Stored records
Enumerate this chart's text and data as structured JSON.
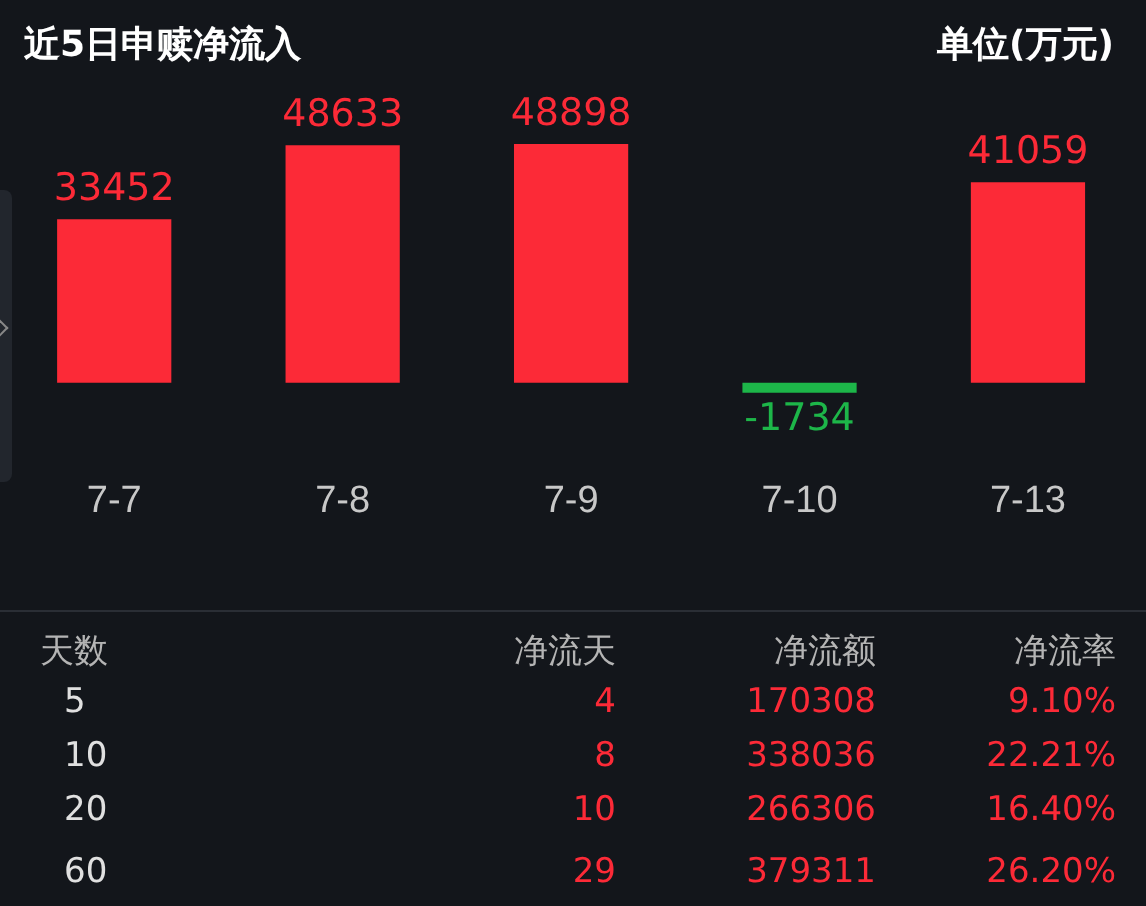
{
  "chart_data": [
    {
      "type": "bar",
      "title": "近5日申赎净流入",
      "subtitle": "单位(万元)",
      "categories": [
        "7-7",
        "7-8",
        "7-9",
        "7-10",
        "7-13"
      ],
      "values": [
        33452,
        48633,
        48898,
        -1734,
        41059
      ],
      "colors": [
        "#fc2a37",
        "#fc2a37",
        "#fc2a37",
        "#1db649",
        "#fc2a37"
      ],
      "data_labels": true,
      "tick_labels": "x",
      "grid": false,
      "legend": false
    },
    {
      "type": "other",
      "annotations": [
        "天数",
        "净流天",
        "净流额",
        "净流率",
        "5",
        "4",
        "170308",
        "9.10%",
        "10",
        "8",
        "338036",
        "22.21%",
        "20",
        "10",
        "266306",
        "16.40%",
        "60",
        "29",
        "379311",
        "26.20%"
      ]
    }
  ]
}
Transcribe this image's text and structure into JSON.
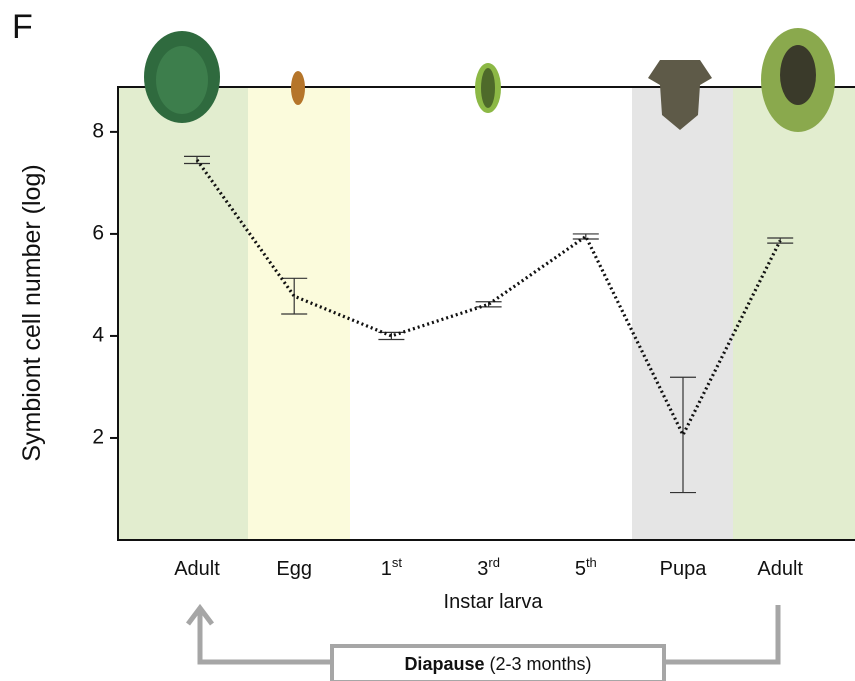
{
  "chart_data": {
    "type": "line",
    "panel_label": "F",
    "ylabel": "Symbiont cell number (log)",
    "xlabel": "Instar larva",
    "categories": [
      "Adult",
      "Egg",
      "1st",
      "3rd",
      "5th",
      "Pupa",
      "Adult"
    ],
    "values": [
      7.45,
      4.78,
      4.0,
      4.62,
      5.95,
      2.06,
      5.87
    ],
    "errors": [
      0.07,
      0.35,
      0.07,
      0.05,
      0.05,
      1.13,
      0.05
    ],
    "color": "#111111",
    "line_style": "dotted",
    "ylim": [
      0,
      8.88
    ],
    "yticks": [
      2,
      4,
      6,
      8
    ],
    "annotation": {
      "bold": "Diapause",
      "rest": "(2-3 months)"
    }
  }
}
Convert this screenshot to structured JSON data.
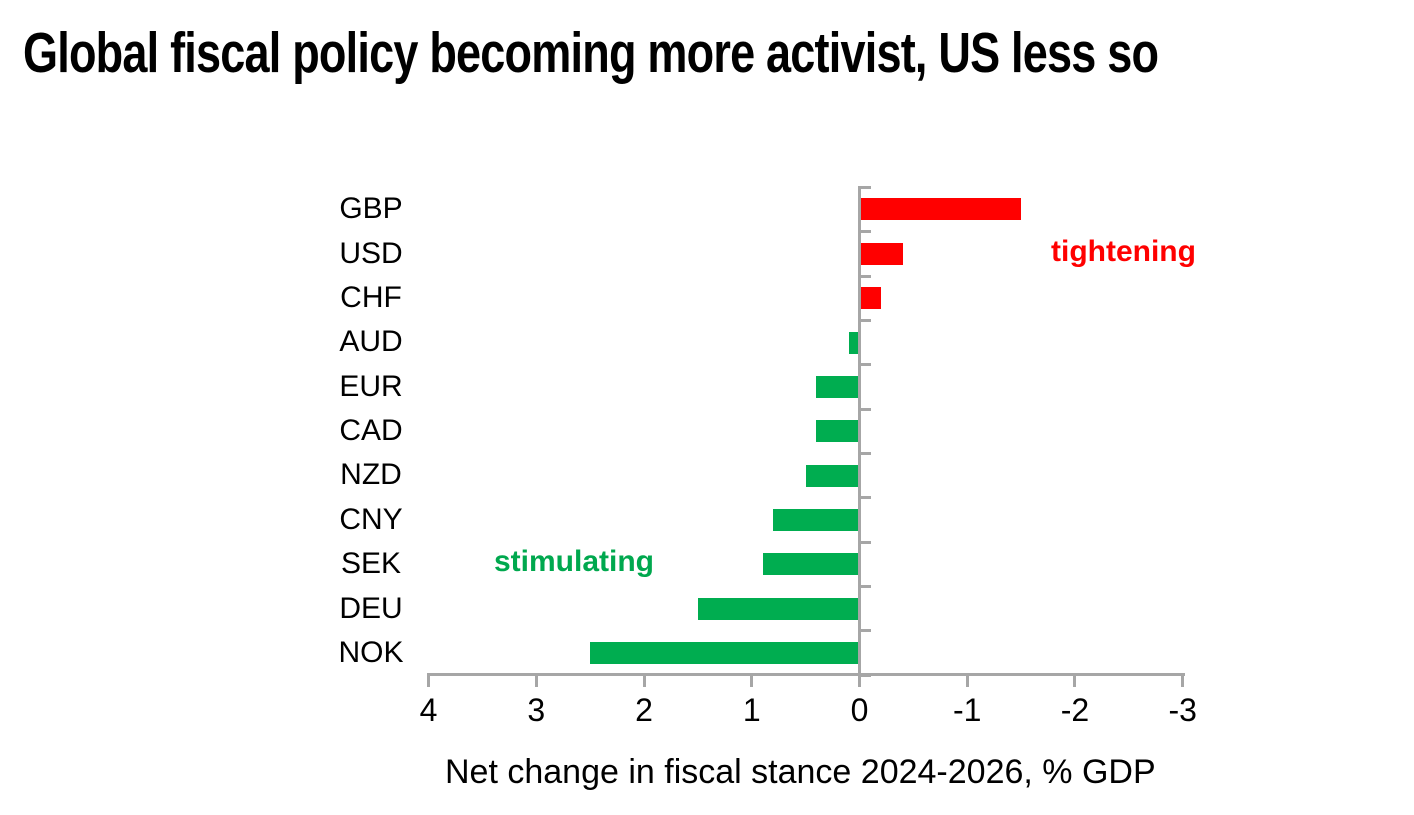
{
  "page": {
    "background": "#FFFFFF"
  },
  "chart_data": {
    "type": "bar",
    "orientation": "horizontal",
    "title": "Global fiscal policy becoming more activist, US less so",
    "categories": [
      "GBP",
      "USD",
      "CHF",
      "AUD",
      "EUR",
      "CAD",
      "NZD",
      "CNY",
      "SEK",
      "DEU",
      "NOK"
    ],
    "values": [
      -1.5,
      -0.4,
      -0.2,
      0.1,
      0.4,
      0.4,
      0.5,
      0.8,
      0.9,
      1.5,
      2.5
    ],
    "xlabel": "Net change in fiscal stance 2024-2026, % GDP",
    "x_ticks": [
      4,
      3,
      2,
      1,
      0,
      -1,
      -2,
      -3
    ],
    "xlim": [
      4,
      -3
    ],
    "x_axis_reversed": true,
    "grid": false,
    "legend": false,
    "annotations": [
      {
        "id": "tightening",
        "text": "tightening",
        "color": "#FF0000",
        "anchor_category": "USD",
        "side": "right"
      },
      {
        "id": "stimulating",
        "text": "stimulating",
        "color": "#00A84E",
        "anchor_category": "SEK",
        "side": "left"
      }
    ],
    "colors": {
      "positive_bar": "#00AD50",
      "negative_bar": "#FF0000",
      "axis": "#A6A6A6",
      "text": "#000000"
    }
  }
}
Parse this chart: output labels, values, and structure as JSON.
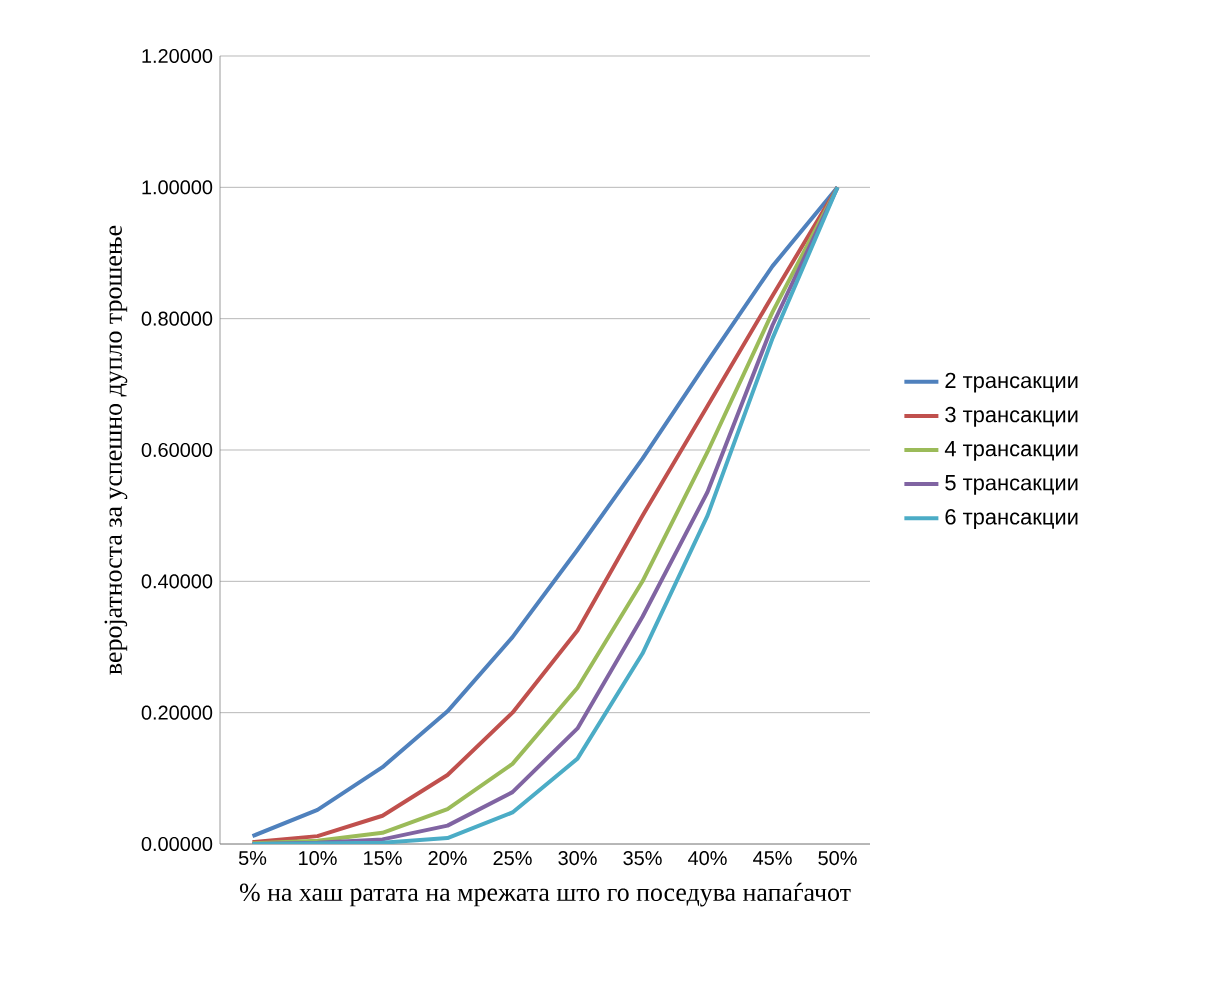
{
  "chart_data": {
    "type": "line",
    "xlabel": "% на  хаш ратата на мрежата што го поседува напаѓачот",
    "ylabel": "веројатноста за успешно дупло трошење",
    "categories": [
      "5%",
      "10%",
      "15%",
      "20%",
      "25%",
      "30%",
      "35%",
      "40%",
      "45%",
      "50%"
    ],
    "ylim": [
      0,
      1.2
    ],
    "yticks": [
      {
        "value": 0,
        "label": "0.00000"
      },
      {
        "value": 0.2,
        "label": "0.20000"
      },
      {
        "value": 0.4,
        "label": "0.40000"
      },
      {
        "value": 0.6,
        "label": "0.60000"
      },
      {
        "value": 0.8,
        "label": "0.80000"
      },
      {
        "value": 1.0,
        "label": "1.00000"
      },
      {
        "value": 1.2,
        "label": "1.20000"
      }
    ],
    "grid": "y",
    "legend": "right",
    "marker": "none",
    "series": [
      {
        "name": "2 трансакции",
        "color": "#4f81bd",
        "values": [
          0.012,
          0.052,
          0.117,
          0.202,
          0.315,
          0.448,
          0.587,
          0.735,
          0.88,
          1.0
        ]
      },
      {
        "name": "3 трансакции",
        "color": "#c0504d",
        "values": [
          0.003,
          0.012,
          0.043,
          0.105,
          0.2,
          0.325,
          0.5,
          0.667,
          0.835,
          1.0
        ]
      },
      {
        "name": "4 трансакции",
        "color": "#9bbb59",
        "values": [
          0.001,
          0.005,
          0.017,
          0.053,
          0.122,
          0.238,
          0.4,
          0.597,
          0.81,
          1.0
        ]
      },
      {
        "name": "5 трансакции",
        "color": "#8064a2",
        "values": [
          0.0,
          0.002,
          0.007,
          0.028,
          0.079,
          0.176,
          0.346,
          0.536,
          0.79,
          1.0
        ]
      },
      {
        "name": "6 трансакции",
        "color": "#4bacc6",
        "values": [
          0.0,
          0.001,
          0.002,
          0.009,
          0.048,
          0.13,
          0.29,
          0.5,
          0.77,
          1.0
        ]
      }
    ]
  }
}
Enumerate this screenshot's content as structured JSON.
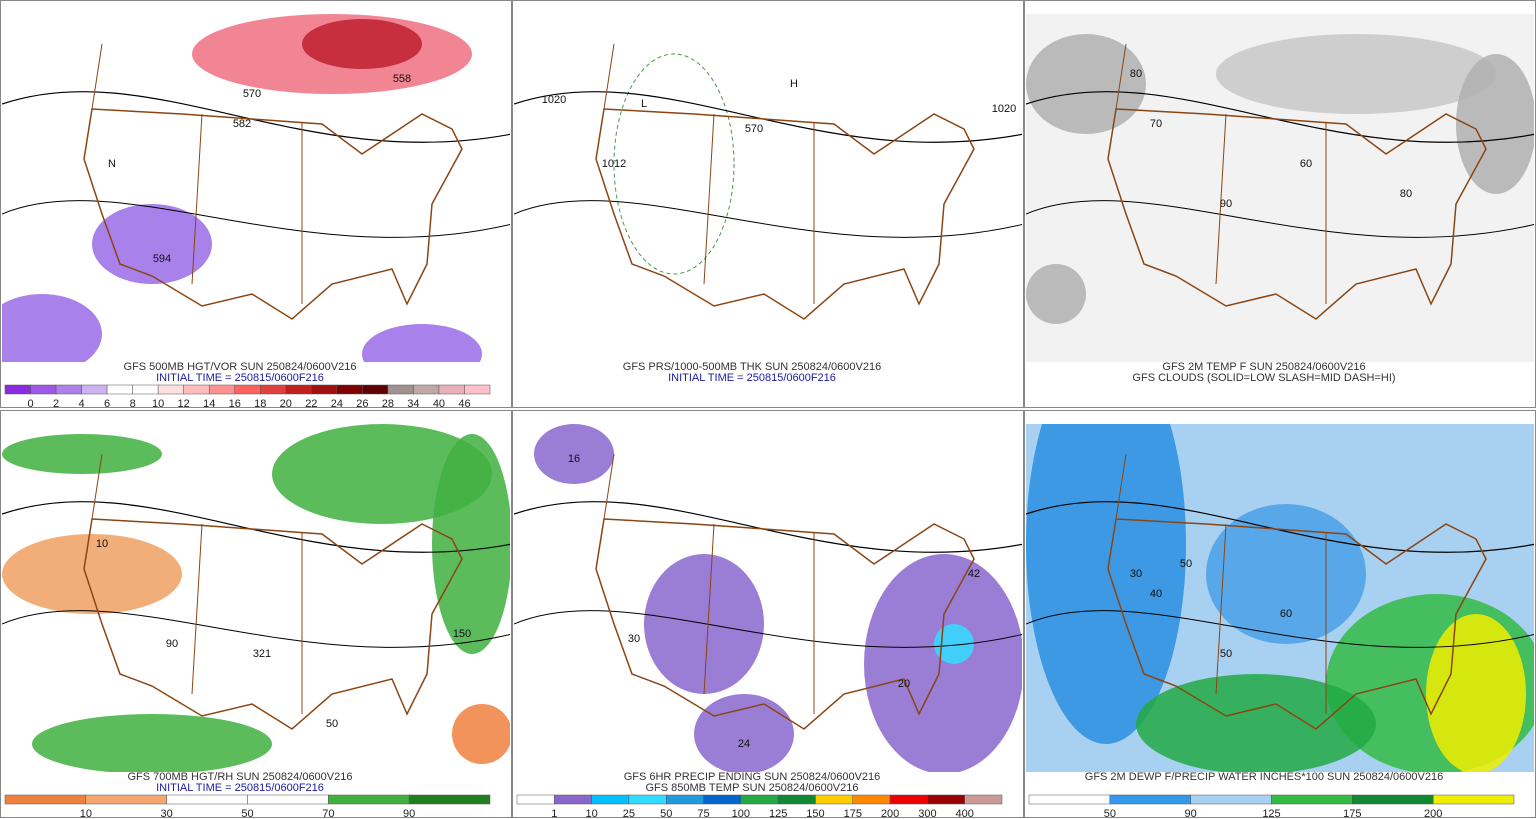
{
  "panels": [
    {
      "captions": [
        {
          "text": "GFS 500MB HGT/VOR SUN 250824/0600V216",
          "color": "#333333"
        },
        {
          "text": "INITIAL TIME = 250815/0600F216",
          "color": "#1a1aa6"
        }
      ],
      "background": "#ffffff",
      "colorbar": {
        "colors": [
          "#8a2be2",
          "#9b59e6",
          "#ad80ea",
          "#cdb2f2",
          "#ffffff",
          "#ffffff",
          "#ffe0e0",
          "#ffbcbc",
          "#ff9090",
          "#ff6060",
          "#e04040",
          "#c02020",
          "#a01010",
          "#800000",
          "#600000",
          "#a09090",
          "#c0a8a8",
          "#e8b0b8",
          "#ffc0c8"
        ],
        "labels": [
          "0",
          "2",
          "4",
          "6",
          "8",
          "10",
          "12",
          "14",
          "16",
          "18",
          "20",
          "22",
          "24",
          "26",
          "28",
          "34",
          "40",
          "46"
        ]
      },
      "map_labels": [
        "570",
        "582",
        "558",
        "594",
        "N"
      ]
    },
    {
      "captions": [
        {
          "text": "GFS PRS/1000-500MB THK SUN 250824/0600V216",
          "color": "#333333"
        },
        {
          "text": "INITIAL TIME = 250815/0600F216",
          "color": "#1a1aa6"
        }
      ],
      "background": "#ffffff",
      "map_labels": [
        "1020",
        "1012",
        "L",
        "H",
        "570",
        "1020"
      ]
    },
    {
      "captions": [
        {
          "text": "GFS 2M TEMP F SUN 250824/0600V216",
          "color": "#333333"
        },
        {
          "text": "GFS CLOUDS (SOLID=LOW SLASH=MID DASH=HI)",
          "color": "#333333"
        }
      ],
      "background": "#f2f2f2",
      "map_labels": [
        "80",
        "70",
        "90",
        "60",
        "80"
      ]
    },
    {
      "captions": [
        {
          "text": "GFS 700MB HGT/RH SUN 250824/0600V216",
          "color": "#333333"
        },
        {
          "text": "INITIAL TIME = 250815/0600F216",
          "color": "#1a1aa6"
        }
      ],
      "background": "#ffffff",
      "colorbar": {
        "colors": [
          "#f08040",
          "#f4a870",
          "#ffffff",
          "#ffffff",
          "#40b040",
          "#208020"
        ],
        "labels": [
          "10",
          "30",
          "50",
          "70",
          "90"
        ]
      },
      "map_labels": [
        "90",
        "50",
        "321",
        "10",
        "150"
      ]
    },
    {
      "captions": [
        {
          "text": "GFS 6HR PRECIP ENDING SUN 250824/0600V216",
          "color": "#333333"
        },
        {
          "text": "GFS 850MB TEMP SUN 250824/0600V216",
          "color": "#333333"
        }
      ],
      "background": "#ffffff",
      "colorbar": {
        "colors": [
          "#ffffff",
          "#8866cc",
          "#00c0ff",
          "#33ddff",
          "#2299dd",
          "#0066cc",
          "#22aa44",
          "#118833",
          "#ffcc00",
          "#ff8800",
          "#ee0000",
          "#990000",
          "#cc9999"
        ],
        "labels": [
          "1",
          "10",
          "25",
          "50",
          "75",
          "100",
          "125",
          "150",
          "175",
          "200",
          "300",
          "400"
        ]
      },
      "map_labels": [
        "24",
        "20",
        "42",
        "16",
        "30"
      ]
    },
    {
      "captions": [
        {
          "text": "GFS 2M DEWP F/PRECIP WATER INCHES*100 SUN 250824/0600V216",
          "color": "#333333"
        }
      ],
      "background": "#a8d0f0",
      "colorbar": {
        "colors": [
          "#ffffff",
          "#3399ee",
          "#a8d0f0",
          "#33bb44",
          "#118833",
          "#eeee00"
        ],
        "labels": [
          "50",
          "90",
          "125",
          "175",
          "200"
        ]
      },
      "map_labels": [
        "50",
        "40",
        "30",
        "60",
        "50"
      ]
    }
  ]
}
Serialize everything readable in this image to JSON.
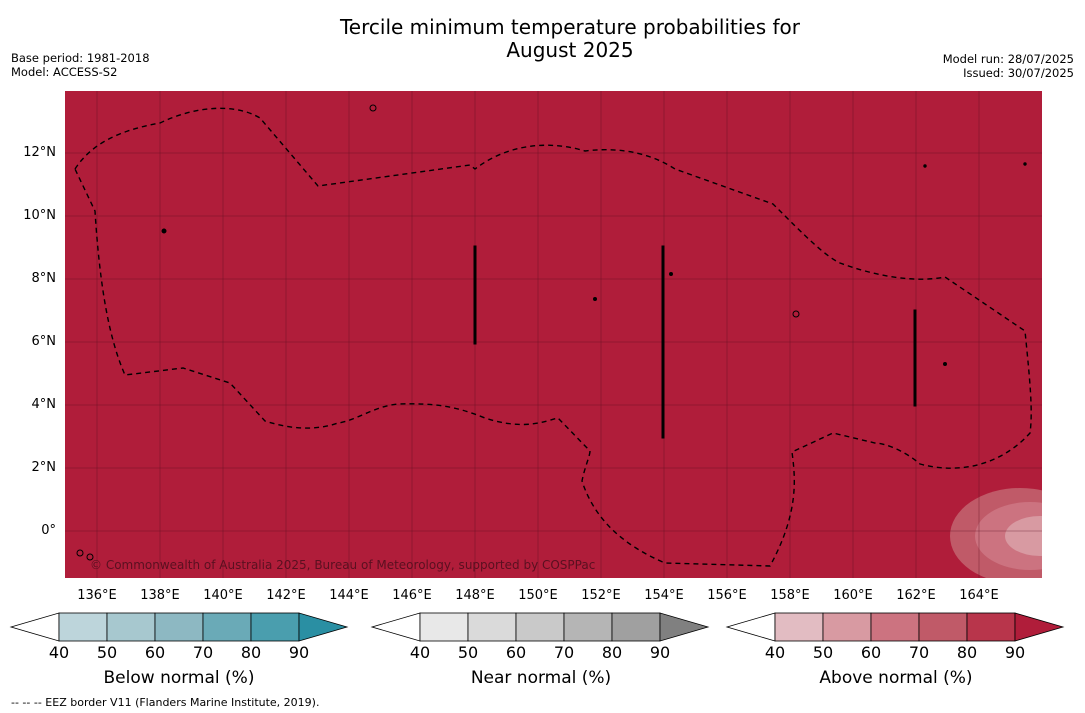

Instruction: Give only the count of lines in the data that include the string "JSON".

Answer to the task: 6